# [Data supplied]
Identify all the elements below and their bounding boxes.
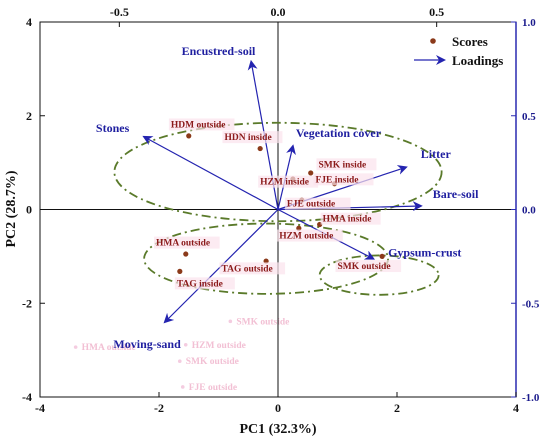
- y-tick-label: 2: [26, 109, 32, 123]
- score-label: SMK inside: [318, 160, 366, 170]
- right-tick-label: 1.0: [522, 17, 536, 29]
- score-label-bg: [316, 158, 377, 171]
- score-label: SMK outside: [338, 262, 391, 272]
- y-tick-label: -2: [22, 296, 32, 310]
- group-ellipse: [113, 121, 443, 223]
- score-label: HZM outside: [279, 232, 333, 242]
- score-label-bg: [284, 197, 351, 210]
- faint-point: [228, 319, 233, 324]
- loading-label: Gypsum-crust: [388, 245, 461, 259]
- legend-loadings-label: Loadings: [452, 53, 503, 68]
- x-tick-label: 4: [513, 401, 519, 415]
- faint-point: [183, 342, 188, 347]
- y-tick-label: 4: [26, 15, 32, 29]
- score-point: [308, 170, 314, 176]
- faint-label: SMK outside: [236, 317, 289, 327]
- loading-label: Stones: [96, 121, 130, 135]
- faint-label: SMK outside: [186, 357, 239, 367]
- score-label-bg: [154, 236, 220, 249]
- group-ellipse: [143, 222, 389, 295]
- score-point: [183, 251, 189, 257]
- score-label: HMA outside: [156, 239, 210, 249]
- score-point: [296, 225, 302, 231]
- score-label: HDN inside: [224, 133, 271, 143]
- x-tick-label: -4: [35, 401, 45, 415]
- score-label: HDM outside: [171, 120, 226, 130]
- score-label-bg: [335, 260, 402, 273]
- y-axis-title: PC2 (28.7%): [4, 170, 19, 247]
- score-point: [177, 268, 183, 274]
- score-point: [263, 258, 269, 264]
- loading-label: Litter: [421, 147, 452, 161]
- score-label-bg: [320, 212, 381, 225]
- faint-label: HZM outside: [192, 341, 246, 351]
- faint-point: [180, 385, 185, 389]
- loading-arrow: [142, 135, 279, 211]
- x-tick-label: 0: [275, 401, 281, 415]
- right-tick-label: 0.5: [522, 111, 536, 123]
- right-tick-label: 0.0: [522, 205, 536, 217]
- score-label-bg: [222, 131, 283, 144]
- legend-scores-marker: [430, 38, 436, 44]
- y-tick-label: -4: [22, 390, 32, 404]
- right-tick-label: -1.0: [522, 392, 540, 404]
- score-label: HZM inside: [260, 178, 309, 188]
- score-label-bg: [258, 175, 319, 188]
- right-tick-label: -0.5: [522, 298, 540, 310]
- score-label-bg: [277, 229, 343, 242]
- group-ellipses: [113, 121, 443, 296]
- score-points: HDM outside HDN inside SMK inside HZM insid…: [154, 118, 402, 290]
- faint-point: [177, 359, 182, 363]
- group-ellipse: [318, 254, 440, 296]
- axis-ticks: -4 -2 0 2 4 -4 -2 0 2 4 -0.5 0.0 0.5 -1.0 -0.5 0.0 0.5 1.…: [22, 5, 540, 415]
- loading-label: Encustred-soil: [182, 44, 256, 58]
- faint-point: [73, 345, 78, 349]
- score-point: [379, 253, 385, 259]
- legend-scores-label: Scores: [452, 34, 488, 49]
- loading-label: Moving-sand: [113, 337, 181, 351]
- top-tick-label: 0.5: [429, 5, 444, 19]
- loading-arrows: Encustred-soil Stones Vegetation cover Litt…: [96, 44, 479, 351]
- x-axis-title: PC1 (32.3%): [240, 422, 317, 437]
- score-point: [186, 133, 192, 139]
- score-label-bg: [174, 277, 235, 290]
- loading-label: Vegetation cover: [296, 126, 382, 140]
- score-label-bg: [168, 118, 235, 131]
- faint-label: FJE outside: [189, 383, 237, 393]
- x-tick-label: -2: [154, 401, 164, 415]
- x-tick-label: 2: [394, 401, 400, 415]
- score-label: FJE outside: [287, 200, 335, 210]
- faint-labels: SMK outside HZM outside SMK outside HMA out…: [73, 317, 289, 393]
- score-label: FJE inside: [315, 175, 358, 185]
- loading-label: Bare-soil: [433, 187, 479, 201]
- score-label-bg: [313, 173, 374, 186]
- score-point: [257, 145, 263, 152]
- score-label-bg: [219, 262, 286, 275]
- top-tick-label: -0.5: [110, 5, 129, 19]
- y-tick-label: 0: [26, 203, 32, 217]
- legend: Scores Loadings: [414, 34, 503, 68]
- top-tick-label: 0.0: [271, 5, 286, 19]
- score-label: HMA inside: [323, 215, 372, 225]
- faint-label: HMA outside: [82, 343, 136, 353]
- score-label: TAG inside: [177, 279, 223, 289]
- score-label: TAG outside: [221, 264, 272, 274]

# [Given problem]
Write out all the records above line for line, with no changes, and leave out the picture.

# [Solution to the exercise]
Identify all the elements below and their bounding boxes.
- y-tick-label: 2: [26, 109, 32, 123]
- score-label: SMK inside: [318, 160, 366, 170]
- right-tick-label: 1.0: [522, 17, 536, 29]
- score-label-bg: [316, 158, 377, 171]
- score-label: SMK outside: [338, 262, 391, 272]
- y-tick-label: -2: [22, 296, 32, 310]
- group-ellipse: [113, 121, 443, 223]
- score-label: HZM outside: [279, 232, 333, 242]
- score-label-bg: [284, 197, 351, 210]
- faint-point: [228, 319, 233, 324]
- loading-label: Gypsum-crust: [388, 245, 461, 259]
- legend-loadings-label: Loadings: [452, 53, 503, 68]
- x-tick-label: 4: [513, 401, 519, 415]
- faint-point: [183, 342, 188, 347]
- y-tick-label: 4: [26, 15, 32, 29]
- score-point: [308, 170, 314, 176]
- faint-label: SMK outside: [236, 317, 289, 327]
- loading-label: Stones: [96, 121, 130, 135]
- faint-label: SMK outside: [186, 357, 239, 367]
- score-label-bg: [154, 236, 220, 249]
- group-ellipse: [143, 222, 389, 295]
- score-point: [183, 251, 189, 257]
- score-label: HMA outside: [156, 239, 210, 249]
- score-point: [296, 225, 302, 231]
- score-label: HDN inside: [224, 133, 271, 143]
- x-tick-label: -4: [35, 401, 45, 415]
- score-label: HDM outside: [171, 120, 226, 130]
- score-label-bg: [335, 260, 402, 273]
- y-axis-title: PC2 (28.7%): [4, 170, 19, 247]
- score-point: [177, 268, 183, 274]
- score-point: [263, 258, 269, 264]
- loading-label: Litter: [421, 147, 452, 161]
- score-label-bg: [320, 212, 381, 225]
- faint-label: HZM outside: [192, 341, 246, 351]
- faint-point: [180, 385, 185, 389]
- loading-arrow: [142, 135, 279, 211]
- x-tick-label: 0: [275, 401, 281, 415]
- right-tick-label: 0.5: [522, 111, 536, 123]
- right-tick-label: 0.0: [522, 205, 536, 217]
- score-label-bg: [222, 131, 283, 144]
- legend-scores-marker: [430, 38, 436, 44]
- y-tick-label: -4: [22, 390, 32, 404]
- right-tick-label: -1.0: [522, 392, 540, 404]
- score-label: HZM inside: [260, 178, 309, 188]
- score-label-bg: [258, 175, 319, 188]
- right-tick-label: -0.5: [522, 298, 540, 310]
- score-label-bg: [277, 229, 343, 242]
- group-ellipses: [113, 121, 443, 296]
- score-points: HDM outside HDN inside SMK inside HZM insid…: [154, 118, 402, 290]
- faint-point: [177, 359, 182, 363]
- group-ellipse: [318, 254, 440, 296]
- axis-ticks: -4 -2 0 2 4 -4 -2 0 2 4 -0.5 0.0 0.5 -1.0 -0.5 0.0 0.5 1.…: [22, 5, 540, 415]
- loading-label: Encustred-soil: [182, 44, 256, 58]
- faint-point: [73, 345, 78, 349]
- score-point: [379, 253, 385, 259]
- legend-scores-label: Scores: [452, 34, 488, 49]
- loading-label: Moving-sand: [113, 337, 181, 351]
- top-tick-label: 0.5: [429, 5, 444, 19]
- loading-arrows: Encustred-soil Stones Vegetation cover Litt…: [96, 44, 479, 351]
- x-axis-title: PC1 (32.3%): [240, 422, 317, 437]
- score-point: [186, 133, 192, 139]
- score-label-bg: [174, 277, 235, 290]
- loading-label: Vegetation cover: [296, 126, 382, 140]
- score-label-bg: [168, 118, 235, 131]
- faint-label: FJE outside: [189, 383, 237, 393]
- x-tick-label: -2: [154, 401, 164, 415]
- x-tick-label: 2: [394, 401, 400, 415]
- score-label: FJE outside: [287, 200, 335, 210]
- faint-labels: SMK outside HZM outside SMK outside HMA out…: [73, 317, 289, 393]
- score-label: FJE inside: [315, 175, 358, 185]
- loading-label: Bare-soil: [433, 187, 479, 201]
- score-label-bg: [313, 173, 374, 186]
- score-point: [257, 145, 263, 152]
- score-label-bg: [219, 262, 286, 275]
- top-tick-label: -0.5: [110, 5, 129, 19]
- y-tick-label: 0: [26, 203, 32, 217]
- legend: Scores Loadings: [414, 34, 503, 68]
- top-tick-label: 0.0: [271, 5, 286, 19]
- score-label: HMA inside: [323, 215, 372, 225]
- faint-label: HMA outside: [82, 343, 136, 353]
- score-label: TAG inside: [177, 279, 223, 289]
- score-label: TAG outside: [221, 264, 272, 274]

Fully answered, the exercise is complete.